Copy out every one of the following lines word for word, without changing anything.

>> BEGIN

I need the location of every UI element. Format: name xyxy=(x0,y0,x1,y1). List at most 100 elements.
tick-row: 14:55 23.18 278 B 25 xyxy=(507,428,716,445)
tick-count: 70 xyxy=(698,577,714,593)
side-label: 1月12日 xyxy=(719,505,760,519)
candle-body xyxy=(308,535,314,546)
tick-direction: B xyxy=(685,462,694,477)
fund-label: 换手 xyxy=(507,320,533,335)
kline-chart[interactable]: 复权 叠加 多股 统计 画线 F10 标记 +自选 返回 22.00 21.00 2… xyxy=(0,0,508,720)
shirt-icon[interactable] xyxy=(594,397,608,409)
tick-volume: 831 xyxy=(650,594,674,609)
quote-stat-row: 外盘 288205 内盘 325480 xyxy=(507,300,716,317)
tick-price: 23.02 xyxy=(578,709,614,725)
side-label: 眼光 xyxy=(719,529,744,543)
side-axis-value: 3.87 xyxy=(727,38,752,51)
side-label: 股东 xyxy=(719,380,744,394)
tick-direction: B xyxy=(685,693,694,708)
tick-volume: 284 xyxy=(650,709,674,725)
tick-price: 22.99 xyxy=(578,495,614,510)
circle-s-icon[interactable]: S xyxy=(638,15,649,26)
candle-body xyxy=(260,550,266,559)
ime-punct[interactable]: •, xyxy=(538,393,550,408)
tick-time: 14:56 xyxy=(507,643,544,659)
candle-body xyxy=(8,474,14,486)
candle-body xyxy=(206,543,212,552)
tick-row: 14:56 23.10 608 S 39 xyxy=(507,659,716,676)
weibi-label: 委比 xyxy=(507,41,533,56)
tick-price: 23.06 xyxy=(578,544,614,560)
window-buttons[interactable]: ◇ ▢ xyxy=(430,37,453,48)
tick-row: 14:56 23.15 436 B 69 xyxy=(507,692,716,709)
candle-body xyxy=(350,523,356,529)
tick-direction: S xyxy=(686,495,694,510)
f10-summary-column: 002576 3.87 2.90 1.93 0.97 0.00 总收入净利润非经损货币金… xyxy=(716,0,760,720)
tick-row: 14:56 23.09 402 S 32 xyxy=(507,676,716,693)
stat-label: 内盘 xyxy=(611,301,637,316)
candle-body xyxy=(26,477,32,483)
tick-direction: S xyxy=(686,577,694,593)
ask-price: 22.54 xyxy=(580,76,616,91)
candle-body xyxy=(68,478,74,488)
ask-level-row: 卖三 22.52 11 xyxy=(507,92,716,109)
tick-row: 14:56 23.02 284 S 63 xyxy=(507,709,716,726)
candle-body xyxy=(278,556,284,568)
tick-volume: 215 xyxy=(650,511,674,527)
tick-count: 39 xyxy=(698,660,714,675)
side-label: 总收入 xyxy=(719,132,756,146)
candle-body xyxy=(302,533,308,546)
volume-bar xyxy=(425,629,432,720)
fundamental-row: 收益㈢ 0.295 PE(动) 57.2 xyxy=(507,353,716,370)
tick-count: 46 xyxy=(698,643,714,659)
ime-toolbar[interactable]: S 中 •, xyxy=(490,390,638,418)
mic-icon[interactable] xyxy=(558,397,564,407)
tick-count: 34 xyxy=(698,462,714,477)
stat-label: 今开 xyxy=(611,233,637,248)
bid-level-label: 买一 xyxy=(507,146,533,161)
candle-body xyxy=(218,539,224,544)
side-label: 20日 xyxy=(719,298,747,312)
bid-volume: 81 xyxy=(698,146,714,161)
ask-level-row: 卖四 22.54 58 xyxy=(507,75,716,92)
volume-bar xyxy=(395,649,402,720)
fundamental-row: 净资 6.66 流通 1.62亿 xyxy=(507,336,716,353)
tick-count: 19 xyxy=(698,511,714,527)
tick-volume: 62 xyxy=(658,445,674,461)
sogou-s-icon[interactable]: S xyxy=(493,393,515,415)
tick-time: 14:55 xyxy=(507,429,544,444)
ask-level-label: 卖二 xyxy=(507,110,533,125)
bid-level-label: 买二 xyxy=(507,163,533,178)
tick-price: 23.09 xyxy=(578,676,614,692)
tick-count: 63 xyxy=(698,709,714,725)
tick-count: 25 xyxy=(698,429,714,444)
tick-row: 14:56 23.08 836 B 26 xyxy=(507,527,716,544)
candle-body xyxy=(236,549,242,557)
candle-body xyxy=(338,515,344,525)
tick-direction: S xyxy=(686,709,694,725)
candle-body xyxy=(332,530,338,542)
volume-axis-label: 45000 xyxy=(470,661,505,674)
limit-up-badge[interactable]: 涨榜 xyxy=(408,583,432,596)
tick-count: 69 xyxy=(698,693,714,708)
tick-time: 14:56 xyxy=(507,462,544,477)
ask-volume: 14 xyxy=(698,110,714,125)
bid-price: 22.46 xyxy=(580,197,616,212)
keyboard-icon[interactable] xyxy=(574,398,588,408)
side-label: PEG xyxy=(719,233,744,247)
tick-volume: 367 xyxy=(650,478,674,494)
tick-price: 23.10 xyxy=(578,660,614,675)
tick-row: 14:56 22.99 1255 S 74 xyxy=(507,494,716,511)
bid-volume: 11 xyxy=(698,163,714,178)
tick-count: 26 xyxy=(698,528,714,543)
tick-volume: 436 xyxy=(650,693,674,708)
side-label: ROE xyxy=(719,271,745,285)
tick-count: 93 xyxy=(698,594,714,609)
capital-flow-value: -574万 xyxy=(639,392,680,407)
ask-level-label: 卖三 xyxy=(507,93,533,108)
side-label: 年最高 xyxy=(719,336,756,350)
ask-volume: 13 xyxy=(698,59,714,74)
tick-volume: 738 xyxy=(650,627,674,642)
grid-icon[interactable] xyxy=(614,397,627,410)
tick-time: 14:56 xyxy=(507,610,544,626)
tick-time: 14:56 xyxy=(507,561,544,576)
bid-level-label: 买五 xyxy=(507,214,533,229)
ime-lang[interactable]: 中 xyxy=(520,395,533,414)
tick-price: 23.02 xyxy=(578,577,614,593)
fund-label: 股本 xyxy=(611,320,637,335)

>> END

* _EXERCISE RESULT_
I need the location of every UI element. Format: name xyxy=(x0,y0,x1,y1). List at most 100 elements.
tick-row: 14:55 23.18 278 B 25 xyxy=(507,428,716,445)
tick-count: 70 xyxy=(698,577,714,593)
side-label: 1月12日 xyxy=(719,505,760,519)
candle-body xyxy=(308,535,314,546)
tick-direction: B xyxy=(685,462,694,477)
fund-label: 换手 xyxy=(507,320,533,335)
kline-chart[interactable]: 复权 叠加 多股 统计 画线 F10 标记 +自选 返回 22.00 21.00 2… xyxy=(0,0,508,720)
shirt-icon[interactable] xyxy=(594,397,608,409)
tick-volume: 831 xyxy=(650,594,674,609)
quote-stat-row: 外盘 288205 内盘 325480 xyxy=(507,300,716,317)
tick-price: 23.02 xyxy=(578,709,614,725)
side-label: 眼光 xyxy=(719,529,744,543)
side-axis-value: 3.87 xyxy=(727,38,752,51)
side-label: 股东 xyxy=(719,380,744,394)
tick-direction: B xyxy=(685,693,694,708)
tick-volume: 284 xyxy=(650,709,674,725)
tick-price: 22.99 xyxy=(578,495,614,510)
circle-s-icon[interactable]: S xyxy=(638,15,649,26)
candle-body xyxy=(260,550,266,559)
ime-punct[interactable]: •, xyxy=(538,393,550,408)
tick-time: 14:56 xyxy=(507,643,544,659)
candle-body xyxy=(8,474,14,486)
candle-body xyxy=(206,543,212,552)
tick-row: 14:56 23.10 608 S 39 xyxy=(507,659,716,676)
weibi-label: 委比 xyxy=(507,41,533,56)
tick-price: 23.06 xyxy=(578,544,614,560)
window-buttons[interactable]: ◇ ▢ xyxy=(430,37,453,48)
tick-row: 14:56 23.15 436 B 69 xyxy=(507,692,716,709)
candle-body xyxy=(350,523,356,529)
tick-direction: S xyxy=(686,495,694,510)
f10-summary-column: 002576 3.87 2.90 1.93 0.97 0.00 总收入净利润非经损货币金… xyxy=(716,0,760,720)
tick-row: 14:56 23.09 402 S 32 xyxy=(507,676,716,693)
stat-label: 内盘 xyxy=(611,301,637,316)
candle-body xyxy=(26,477,32,483)
tick-direction: S xyxy=(686,577,694,593)
ask-price: 22.54 xyxy=(580,76,616,91)
candle-body xyxy=(68,478,74,488)
ask-level-row: 卖三 22.52 11 xyxy=(507,92,716,109)
tick-row: 14:56 23.02 284 S 63 xyxy=(507,709,716,726)
candle-body xyxy=(278,556,284,568)
tick-volume: 215 xyxy=(650,511,674,527)
tick-count: 39 xyxy=(698,660,714,675)
side-label: 总收入 xyxy=(719,132,756,146)
candle-body xyxy=(302,533,308,546)
volume-bar xyxy=(425,629,432,720)
fundamental-row: 收益㈢ 0.295 PE(动) 57.2 xyxy=(507,353,716,370)
tick-count: 46 xyxy=(698,643,714,659)
ime-toolbar[interactable]: S 中 •, xyxy=(490,390,638,418)
mic-icon[interactable] xyxy=(558,397,564,407)
tick-count: 34 xyxy=(698,462,714,477)
stat-label: 今开 xyxy=(611,233,637,248)
bid-level-label: 买一 xyxy=(507,146,533,161)
candle-body xyxy=(218,539,224,544)
side-label: 20日 xyxy=(719,298,747,312)
bid-volume: 81 xyxy=(698,146,714,161)
ask-level-row: 卖四 22.54 58 xyxy=(507,75,716,92)
volume-bar xyxy=(395,649,402,720)
fundamental-row: 净资 6.66 流通 1.62亿 xyxy=(507,336,716,353)
tick-count: 19 xyxy=(698,511,714,527)
tick-volume: 62 xyxy=(658,445,674,461)
sogou-s-icon[interactable]: S xyxy=(493,393,515,415)
tick-time: 14:55 xyxy=(507,429,544,444)
ask-level-label: 卖二 xyxy=(507,110,533,125)
bid-level-label: 买二 xyxy=(507,163,533,178)
tick-price: 23.09 xyxy=(578,676,614,692)
tick-count: 63 xyxy=(698,709,714,725)
tick-count: 25 xyxy=(698,429,714,444)
tick-row: 14:56 23.08 836 B 26 xyxy=(507,527,716,544)
candle-body xyxy=(236,549,242,557)
candle-body xyxy=(338,515,344,525)
tick-direction: S xyxy=(686,709,694,725)
candle-body xyxy=(332,530,338,542)
volume-axis-label: 45000 xyxy=(470,661,505,674)
limit-up-badge[interactable]: 涨榜 xyxy=(408,583,432,596)
tick-count: 69 xyxy=(698,693,714,708)
tick-time: 14:56 xyxy=(507,462,544,477)
ask-volume: 14 xyxy=(698,110,714,125)
bid-price: 22.46 xyxy=(580,197,616,212)
keyboard-icon[interactable] xyxy=(574,398,588,408)
side-label: PEG xyxy=(719,233,744,247)
tick-volume: 367 xyxy=(650,478,674,494)
tick-price: 23.10 xyxy=(578,660,614,675)
tick-row: 14:56 22.99 1255 S 74 xyxy=(507,494,716,511)
bid-volume: 11 xyxy=(698,163,714,178)
tick-count: 26 xyxy=(698,528,714,543)
tick-volume: 436 xyxy=(650,693,674,708)
side-label: ROE xyxy=(719,271,745,285)
tick-count: 93 xyxy=(698,594,714,609)
capital-flow-value: -574万 xyxy=(639,392,680,407)
ask-level-label: 卖三 xyxy=(507,93,533,108)
side-label: 年最高 xyxy=(719,336,756,350)
ask-volume: 13 xyxy=(698,59,714,74)
tick-volume: 738 xyxy=(650,627,674,642)
grid-icon[interactable] xyxy=(614,397,627,410)
tick-time: 14:56 xyxy=(507,610,544,626)
tick-time: 14:56 xyxy=(507,561,544,576)
bid-level-label: 买五 xyxy=(507,214,533,229)
ime-lang[interactable]: 中 xyxy=(520,395,533,414)
tick-price: 23.02 xyxy=(578,577,614,593)
fund-label: 股本 xyxy=(611,320,637,335)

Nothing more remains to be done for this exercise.